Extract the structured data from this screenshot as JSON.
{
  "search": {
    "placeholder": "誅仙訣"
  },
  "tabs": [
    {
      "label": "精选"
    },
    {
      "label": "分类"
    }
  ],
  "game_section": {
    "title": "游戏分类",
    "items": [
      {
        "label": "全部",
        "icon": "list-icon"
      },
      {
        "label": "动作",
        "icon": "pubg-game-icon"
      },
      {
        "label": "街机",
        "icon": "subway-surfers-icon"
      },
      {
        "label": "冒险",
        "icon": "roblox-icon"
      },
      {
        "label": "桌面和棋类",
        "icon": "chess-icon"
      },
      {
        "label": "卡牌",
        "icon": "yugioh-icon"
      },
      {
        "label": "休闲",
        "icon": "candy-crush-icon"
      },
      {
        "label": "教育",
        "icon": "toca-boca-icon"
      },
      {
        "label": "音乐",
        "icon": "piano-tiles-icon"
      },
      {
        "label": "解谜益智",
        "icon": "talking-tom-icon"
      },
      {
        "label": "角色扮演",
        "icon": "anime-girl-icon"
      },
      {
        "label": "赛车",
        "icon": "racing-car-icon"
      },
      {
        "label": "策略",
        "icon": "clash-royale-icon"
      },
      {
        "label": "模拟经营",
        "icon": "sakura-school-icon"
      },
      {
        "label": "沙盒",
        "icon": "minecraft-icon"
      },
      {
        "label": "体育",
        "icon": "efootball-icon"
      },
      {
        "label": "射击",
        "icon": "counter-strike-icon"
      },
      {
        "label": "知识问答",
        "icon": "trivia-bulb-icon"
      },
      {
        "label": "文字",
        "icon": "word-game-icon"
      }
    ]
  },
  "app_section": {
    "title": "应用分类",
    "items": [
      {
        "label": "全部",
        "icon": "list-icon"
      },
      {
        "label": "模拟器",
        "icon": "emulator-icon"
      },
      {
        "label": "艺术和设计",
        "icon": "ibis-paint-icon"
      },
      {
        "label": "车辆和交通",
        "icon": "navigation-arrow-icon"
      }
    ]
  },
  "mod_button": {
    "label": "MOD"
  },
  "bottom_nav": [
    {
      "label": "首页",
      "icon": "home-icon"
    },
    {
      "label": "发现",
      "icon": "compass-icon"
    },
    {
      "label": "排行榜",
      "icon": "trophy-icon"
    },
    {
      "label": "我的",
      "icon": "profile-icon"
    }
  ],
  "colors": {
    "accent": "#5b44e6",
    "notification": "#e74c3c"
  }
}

Exercise instructions - Without omitting anything, output the entries exactly.

Answer to this exercise -
Extract the structured data from this screenshot as JSON.
{
  "search": {
    "placeholder": "誅仙訣"
  },
  "tabs": [
    {
      "label": "精选"
    },
    {
      "label": "分类"
    }
  ],
  "game_section": {
    "title": "游戏分类",
    "items": [
      {
        "label": "全部",
        "icon": "list-icon"
      },
      {
        "label": "动作",
        "icon": "pubg-game-icon"
      },
      {
        "label": "街机",
        "icon": "subway-surfers-icon"
      },
      {
        "label": "冒险",
        "icon": "roblox-icon"
      },
      {
        "label": "桌面和棋类",
        "icon": "chess-icon"
      },
      {
        "label": "卡牌",
        "icon": "yugioh-icon"
      },
      {
        "label": "休闲",
        "icon": "candy-crush-icon"
      },
      {
        "label": "教育",
        "icon": "toca-boca-icon"
      },
      {
        "label": "音乐",
        "icon": "piano-tiles-icon"
      },
      {
        "label": "解谜益智",
        "icon": "talking-tom-icon"
      },
      {
        "label": "角色扮演",
        "icon": "anime-girl-icon"
      },
      {
        "label": "赛车",
        "icon": "racing-car-icon"
      },
      {
        "label": "策略",
        "icon": "clash-royale-icon"
      },
      {
        "label": "模拟经营",
        "icon": "sakura-school-icon"
      },
      {
        "label": "沙盒",
        "icon": "minecraft-icon"
      },
      {
        "label": "体育",
        "icon": "efootball-icon"
      },
      {
        "label": "射击",
        "icon": "counter-strike-icon"
      },
      {
        "label": "知识问答",
        "icon": "trivia-bulb-icon"
      },
      {
        "label": "文字",
        "icon": "word-game-icon"
      }
    ]
  },
  "app_section": {
    "title": "应用分类",
    "items": [
      {
        "label": "全部",
        "icon": "list-icon"
      },
      {
        "label": "模拟器",
        "icon": "emulator-icon"
      },
      {
        "label": "艺术和设计",
        "icon": "ibis-paint-icon"
      },
      {
        "label": "车辆和交通",
        "icon": "navigation-arrow-icon"
      }
    ]
  },
  "mod_button": {
    "label": "MOD"
  },
  "bottom_nav": [
    {
      "label": "首页",
      "icon": "home-icon"
    },
    {
      "label": "发现",
      "icon": "compass-icon"
    },
    {
      "label": "排行榜",
      "icon": "trophy-icon"
    },
    {
      "label": "我的",
      "icon": "profile-icon"
    }
  ],
  "colors": {
    "accent": "#5b44e6",
    "notification": "#e74c3c"
  }
}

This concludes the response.